| INSTRUCTIONS TO FOLLOW |
Omit the images. Copy each entry word for word.

....

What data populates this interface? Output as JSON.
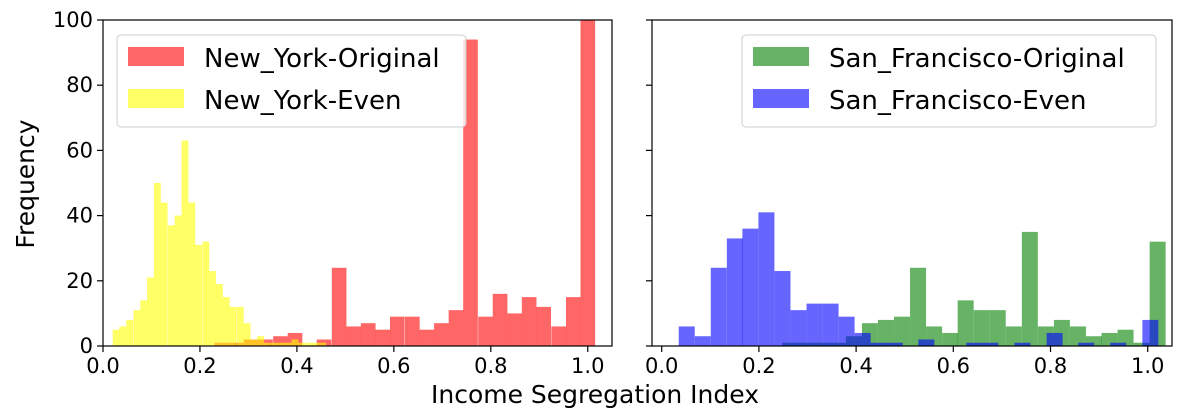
{
  "figure": {
    "ylabel": "Frequency",
    "xlabel": "Income Segregation Index"
  },
  "chart_data": [
    {
      "type": "bar",
      "panel": "left",
      "xlim": [
        0.0,
        1.05
      ],
      "ylim": [
        0,
        100
      ],
      "x_ticks": [
        "0.0",
        "0.2",
        "0.4",
        "0.6",
        "0.8",
        "1.0"
      ],
      "y_ticks": [
        "0",
        "20",
        "40",
        "60",
        "80",
        "100"
      ],
      "grid": false,
      "legend_position": "top-left",
      "series": [
        {
          "name": "New_York-Original",
          "color": "#ff0000",
          "bin_width": 0.0302,
          "bins": [
            [
              0.02,
              0
            ],
            [
              0.05,
              0
            ],
            [
              0.08,
              0
            ],
            [
              0.11,
              0
            ],
            [
              0.14,
              0
            ],
            [
              0.17,
              0
            ],
            [
              0.2,
              0
            ],
            [
              0.23,
              1
            ],
            [
              0.26,
              1
            ],
            [
              0.29,
              2
            ],
            [
              0.32,
              2
            ],
            [
              0.351,
              3
            ],
            [
              0.381,
              4
            ],
            [
              0.411,
              0
            ],
            [
              0.441,
              2
            ],
            [
              0.472,
              24
            ],
            [
              0.502,
              6
            ],
            [
              0.532,
              7
            ],
            [
              0.562,
              5
            ],
            [
              0.592,
              9
            ],
            [
              0.623,
              9
            ],
            [
              0.653,
              5
            ],
            [
              0.683,
              7
            ],
            [
              0.713,
              11
            ],
            [
              0.743,
              94
            ],
            [
              0.774,
              9
            ],
            [
              0.804,
              16
            ],
            [
              0.834,
              10
            ],
            [
              0.864,
              15
            ],
            [
              0.894,
              12
            ],
            [
              0.925,
              6
            ],
            [
              0.955,
              15
            ],
            [
              0.985,
              100
            ]
          ]
        },
        {
          "name": "New_York-Even",
          "color": "#ffff00",
          "bin_width": 0.0142,
          "bins": [
            [
              0.02,
              5
            ],
            [
              0.034,
              6
            ],
            [
              0.048,
              8
            ],
            [
              0.063,
              11
            ],
            [
              0.077,
              14
            ],
            [
              0.091,
              21
            ],
            [
              0.105,
              50
            ],
            [
              0.119,
              44
            ],
            [
              0.134,
              37
            ],
            [
              0.148,
              40
            ],
            [
              0.162,
              63
            ],
            [
              0.176,
              44
            ],
            [
              0.19,
              31
            ],
            [
              0.205,
              32
            ],
            [
              0.219,
              23
            ],
            [
              0.233,
              19
            ],
            [
              0.247,
              15
            ],
            [
              0.261,
              12
            ],
            [
              0.276,
              12
            ],
            [
              0.29,
              7
            ],
            [
              0.304,
              2
            ],
            [
              0.318,
              3
            ],
            [
              0.332,
              1
            ],
            [
              0.347,
              1
            ],
            [
              0.361,
              1
            ],
            [
              0.375,
              1
            ],
            [
              0.389,
              2
            ],
            [
              0.403,
              1
            ],
            [
              0.418,
              1
            ],
            [
              0.432,
              1
            ],
            [
              0.446,
              1
            ]
          ]
        }
      ]
    },
    {
      "type": "bar",
      "panel": "right",
      "xlim": [
        -0.02,
        1.05
      ],
      "ylim": [
        0,
        100
      ],
      "x_ticks": [
        "0.0",
        "0.2",
        "0.4",
        "0.6",
        "0.8",
        "1.0"
      ],
      "y_ticks": [
        "0",
        "20",
        "40",
        "60",
        "80",
        "100"
      ],
      "grid": false,
      "legend_position": "top-right",
      "series": [
        {
          "name": "San_Francisco-Original",
          "color": "#008000",
          "bin_width": 0.0329,
          "bins": [
            [
              0.05,
              0
            ],
            [
              0.083,
              0
            ],
            [
              0.116,
              0
            ],
            [
              0.149,
              0
            ],
            [
              0.182,
              0
            ],
            [
              0.215,
              0
            ],
            [
              0.248,
              1
            ],
            [
              0.281,
              1
            ],
            [
              0.313,
              1
            ],
            [
              0.346,
              1
            ],
            [
              0.379,
              3
            ],
            [
              0.412,
              7
            ],
            [
              0.445,
              8
            ],
            [
              0.478,
              9
            ],
            [
              0.511,
              24
            ],
            [
              0.544,
              6
            ],
            [
              0.577,
              4
            ],
            [
              0.609,
              14
            ],
            [
              0.642,
              11
            ],
            [
              0.675,
              11
            ],
            [
              0.708,
              6
            ],
            [
              0.741,
              35
            ],
            [
              0.774,
              6
            ],
            [
              0.807,
              8
            ],
            [
              0.84,
              6
            ],
            [
              0.873,
              3
            ],
            [
              0.905,
              4
            ],
            [
              0.938,
              5
            ],
            [
              0.971,
              1
            ],
            [
              1.004,
              32
            ]
          ]
        },
        {
          "name": "San_Francisco-Even",
          "color": "#0000ff",
          "bin_width": 0.0329,
          "bins": [
            [
              0.035,
              6
            ],
            [
              0.068,
              3
            ],
            [
              0.101,
              24
            ],
            [
              0.134,
              33
            ],
            [
              0.166,
              36
            ],
            [
              0.199,
              41
            ],
            [
              0.232,
              23
            ],
            [
              0.265,
              11
            ],
            [
              0.298,
              13
            ],
            [
              0.331,
              13
            ],
            [
              0.364,
              9
            ],
            [
              0.397,
              4
            ],
            [
              0.43,
              1
            ],
            [
              0.463,
              1
            ],
            [
              0.495,
              0
            ],
            [
              0.528,
              2
            ],
            [
              0.561,
              0
            ],
            [
              0.594,
              0
            ],
            [
              0.627,
              1
            ],
            [
              0.66,
              1
            ],
            [
              0.693,
              0
            ],
            [
              0.726,
              1
            ],
            [
              0.759,
              0
            ],
            [
              0.792,
              4
            ],
            [
              0.825,
              0
            ],
            [
              0.857,
              1
            ],
            [
              0.89,
              0
            ],
            [
              0.923,
              1
            ],
            [
              0.956,
              0
            ],
            [
              0.989,
              8
            ]
          ]
        }
      ]
    }
  ]
}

....

| TASK OUTPUT |
What data populates this interface? Output as JSON.
{
  "figure": {
    "ylabel": "Frequency",
    "xlabel": "Income Segregation Index"
  },
  "chart_data": [
    {
      "type": "bar",
      "panel": "left",
      "xlim": [
        0.0,
        1.05
      ],
      "ylim": [
        0,
        100
      ],
      "x_ticks": [
        "0.0",
        "0.2",
        "0.4",
        "0.6",
        "0.8",
        "1.0"
      ],
      "y_ticks": [
        "0",
        "20",
        "40",
        "60",
        "80",
        "100"
      ],
      "grid": false,
      "legend_position": "top-left",
      "series": [
        {
          "name": "New_York-Original",
          "color": "#ff0000",
          "bin_width": 0.0302,
          "bins": [
            [
              0.02,
              0
            ],
            [
              0.05,
              0
            ],
            [
              0.08,
              0
            ],
            [
              0.11,
              0
            ],
            [
              0.14,
              0
            ],
            [
              0.17,
              0
            ],
            [
              0.2,
              0
            ],
            [
              0.23,
              1
            ],
            [
              0.26,
              1
            ],
            [
              0.29,
              2
            ],
            [
              0.32,
              2
            ],
            [
              0.351,
              3
            ],
            [
              0.381,
              4
            ],
            [
              0.411,
              0
            ],
            [
              0.441,
              2
            ],
            [
              0.472,
              24
            ],
            [
              0.502,
              6
            ],
            [
              0.532,
              7
            ],
            [
              0.562,
              5
            ],
            [
              0.592,
              9
            ],
            [
              0.623,
              9
            ],
            [
              0.653,
              5
            ],
            [
              0.683,
              7
            ],
            [
              0.713,
              11
            ],
            [
              0.743,
              94
            ],
            [
              0.774,
              9
            ],
            [
              0.804,
              16
            ],
            [
              0.834,
              10
            ],
            [
              0.864,
              15
            ],
            [
              0.894,
              12
            ],
            [
              0.925,
              6
            ],
            [
              0.955,
              15
            ],
            [
              0.985,
              100
            ]
          ]
        },
        {
          "name": "New_York-Even",
          "color": "#ffff00",
          "bin_width": 0.0142,
          "bins": [
            [
              0.02,
              5
            ],
            [
              0.034,
              6
            ],
            [
              0.048,
              8
            ],
            [
              0.063,
              11
            ],
            [
              0.077,
              14
            ],
            [
              0.091,
              21
            ],
            [
              0.105,
              50
            ],
            [
              0.119,
              44
            ],
            [
              0.134,
              37
            ],
            [
              0.148,
              40
            ],
            [
              0.162,
              63
            ],
            [
              0.176,
              44
            ],
            [
              0.19,
              31
            ],
            [
              0.205,
              32
            ],
            [
              0.219,
              23
            ],
            [
              0.233,
              19
            ],
            [
              0.247,
              15
            ],
            [
              0.261,
              12
            ],
            [
              0.276,
              12
            ],
            [
              0.29,
              7
            ],
            [
              0.304,
              2
            ],
            [
              0.318,
              3
            ],
            [
              0.332,
              1
            ],
            [
              0.347,
              1
            ],
            [
              0.361,
              1
            ],
            [
              0.375,
              1
            ],
            [
              0.389,
              2
            ],
            [
              0.403,
              1
            ],
            [
              0.418,
              1
            ],
            [
              0.432,
              1
            ],
            [
              0.446,
              1
            ]
          ]
        }
      ]
    },
    {
      "type": "bar",
      "panel": "right",
      "xlim": [
        -0.02,
        1.05
      ],
      "ylim": [
        0,
        100
      ],
      "x_ticks": [
        "0.0",
        "0.2",
        "0.4",
        "0.6",
        "0.8",
        "1.0"
      ],
      "y_ticks": [
        "0",
        "20",
        "40",
        "60",
        "80",
        "100"
      ],
      "grid": false,
      "legend_position": "top-right",
      "series": [
        {
          "name": "San_Francisco-Original",
          "color": "#008000",
          "bin_width": 0.0329,
          "bins": [
            [
              0.05,
              0
            ],
            [
              0.083,
              0
            ],
            [
              0.116,
              0
            ],
            [
              0.149,
              0
            ],
            [
              0.182,
              0
            ],
            [
              0.215,
              0
            ],
            [
              0.248,
              1
            ],
            [
              0.281,
              1
            ],
            [
              0.313,
              1
            ],
            [
              0.346,
              1
            ],
            [
              0.379,
              3
            ],
            [
              0.412,
              7
            ],
            [
              0.445,
              8
            ],
            [
              0.478,
              9
            ],
            [
              0.511,
              24
            ],
            [
              0.544,
              6
            ],
            [
              0.577,
              4
            ],
            [
              0.609,
              14
            ],
            [
              0.642,
              11
            ],
            [
              0.675,
              11
            ],
            [
              0.708,
              6
            ],
            [
              0.741,
              35
            ],
            [
              0.774,
              6
            ],
            [
              0.807,
              8
            ],
            [
              0.84,
              6
            ],
            [
              0.873,
              3
            ],
            [
              0.905,
              4
            ],
            [
              0.938,
              5
            ],
            [
              0.971,
              1
            ],
            [
              1.004,
              32
            ]
          ]
        },
        {
          "name": "San_Francisco-Even",
          "color": "#0000ff",
          "bin_width": 0.0329,
          "bins": [
            [
              0.035,
              6
            ],
            [
              0.068,
              3
            ],
            [
              0.101,
              24
            ],
            [
              0.134,
              33
            ],
            [
              0.166,
              36
            ],
            [
              0.199,
              41
            ],
            [
              0.232,
              23
            ],
            [
              0.265,
              11
            ],
            [
              0.298,
              13
            ],
            [
              0.331,
              13
            ],
            [
              0.364,
              9
            ],
            [
              0.397,
              4
            ],
            [
              0.43,
              1
            ],
            [
              0.463,
              1
            ],
            [
              0.495,
              0
            ],
            [
              0.528,
              2
            ],
            [
              0.561,
              0
            ],
            [
              0.594,
              0
            ],
            [
              0.627,
              1
            ],
            [
              0.66,
              1
            ],
            [
              0.693,
              0
            ],
            [
              0.726,
              1
            ],
            [
              0.759,
              0
            ],
            [
              0.792,
              4
            ],
            [
              0.825,
              0
            ],
            [
              0.857,
              1
            ],
            [
              0.89,
              0
            ],
            [
              0.923,
              1
            ],
            [
              0.956,
              0
            ],
            [
              0.989,
              8
            ]
          ]
        }
      ]
    }
  ]
}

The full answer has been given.